# GOAL OF THE EXERCISE:
Select the lines that contain "WORKED" and copy each of them.

# MATERIAL SHOWN:
***
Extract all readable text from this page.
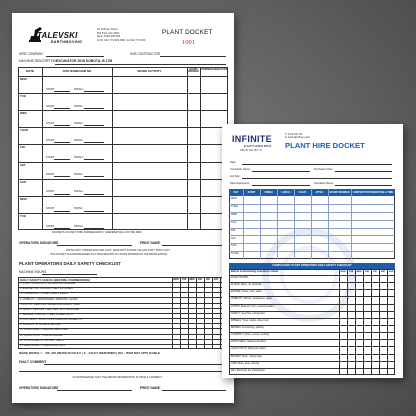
TALEVSKI
EARTHMOVING
29 Pelham Street
Mill Park VIC 3082
Mob: 0499 404 085
ACN: 622 773 909 ABN: 22 622 773 909
PLANT DOCKET
1001
HIRE COMPANY	SUB CONTRACTOR
MACHINE DESCRIPTION EXCAVATOR 2018 KUBOTA: B 17M
DATE	SITE NAME/JOB NO	WORK ACTIVITY	HOURS WORKED
FOREMAN SIGNATURE
MON
START	FINISH
TUE
START	FINISH
WED
START	FINISH
THUR
START	FINISH
FRI
START	FINISH
SAT
START	FINISH
SUN
START	FINISH
MON
START	FINISH
TUE
START	FINISH
DOCKETS FOUND TO BE SUBSEQUENTLY AMENDED WILL NOT BE PAID
OPERATORS SIGNATURE	PRINT NAME
WHITE COPY: SUPERVISOR PINK COPY: SEND WITH INVOICE YELLOW COPY: BOOK COPY
THIS DOCKET IS ACKNOWLEDGED AS A TRUE RECORD OF HOURS WORKED ON THE ABOVE DATE(S)
PLANT OPERATORS DAILY SAFETY CHECKLIST
MACHINE HOURS
DAILY SAFETY CHECK (BEFORE COMMENCING)	MON	TUE	WED	THU	FRI	SAT
1. PLANT CONDITION - NO OBVIOUS DAMAGE
2. ENGINE - OIL, COOLANT, BELTS & HOSES
3. HYDRAULICS - HOSES, RAMS, LEAKS
4. VISIBILITY - WINDSCREEN, MIRRORS, GLASS
5. LIGHTS - BEACONS, REVERSING ALARM, HORN
6. SAFETY DEVICES - SEAT BELT, EXTINGUISHER
7. BRAKES - TRACKS, TYRES, WHEEL NUTS
8. CONTROLS - FUNCTION & OPERATE CORRECTLY
9. GUARDS - IN PLACE & SECURE
10. WORK AREA - HAZARDS IDENTIFIED
11. QUICK HITCH - PINS & LOCKING
12. ATTACHMENTS - BUCKET, TEETH
13. ELECTRICAL - COMMUNICATIONS
MARK BOXES ✓ - OK, NO OBVIOUS FAULT | ✗ - FAULT IDENTIFIED | N/A - ITEM NOT APPLICABLE
FAULT COMMENT
I ACKNOWLEDGE THAT THE ABOVE INFORMATION IS TRUE & CORRECT
OPERATORS SIGNATURE	PRINT NAME
INFINITE
EARTHWORKS
ABN 81 192 480 747
P: 0413 000 111
E: admin@infinite.earth
PLANT HIRE DOCKET
Date:
Contractor Name:	Purchase Order:
Job Site:
Plant Equipment:	Operators Name:
DAY	START	FINISH	LUNCH	FLOAT	ATTAC	HOURS WORKED	CONTRACTOR SIGNATURE & TIME
MON
TUES
WED
THU
FRI
SAT
SUN
TOTAL
COMPULSORY PLANT OPERATORS DAILY SAFETY CHECKLIST
Before commencing operations check:	MON	TUE	WED	THU	FRI	SAT	SUN
PLANT HOURS:
FLUIDS: Water, oil, hydraulic
ENGINE: Hoses, belts, leaks
VISIBILITY: Mirrors, windscreen, glass
LIGHTS: Beacons, horn, reversing alarm
SAFETY: Seat belt, extinguisher
WHEELS: Tyres, tracks, wheel nuts
BRAKES: Functioning, parking
GUARDS: In place, secure, working
WORK AREA: Hazards identified
QUICK HITCH: Safety pins fitted
BUCKET: Teeth, cutting edge
CAB: Clean, seat, controls
KEY: Electrical, fire extinguisher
***
# EXERCISE RESULT:
DATE	SITE NAME/JOB NO	WORK ACTIVITY	HOURS WORKED
THIS DOCKET IS ACKNOWLEDGED AS A TRUE RECORD OF HOURS WORKED ON THE ABOVE DATE(S)
DAY	START	FINISH	LUNCH	FLOAT	ATTAC	HOURS WORKED	CONTRACTOR SIGNATURE & TIME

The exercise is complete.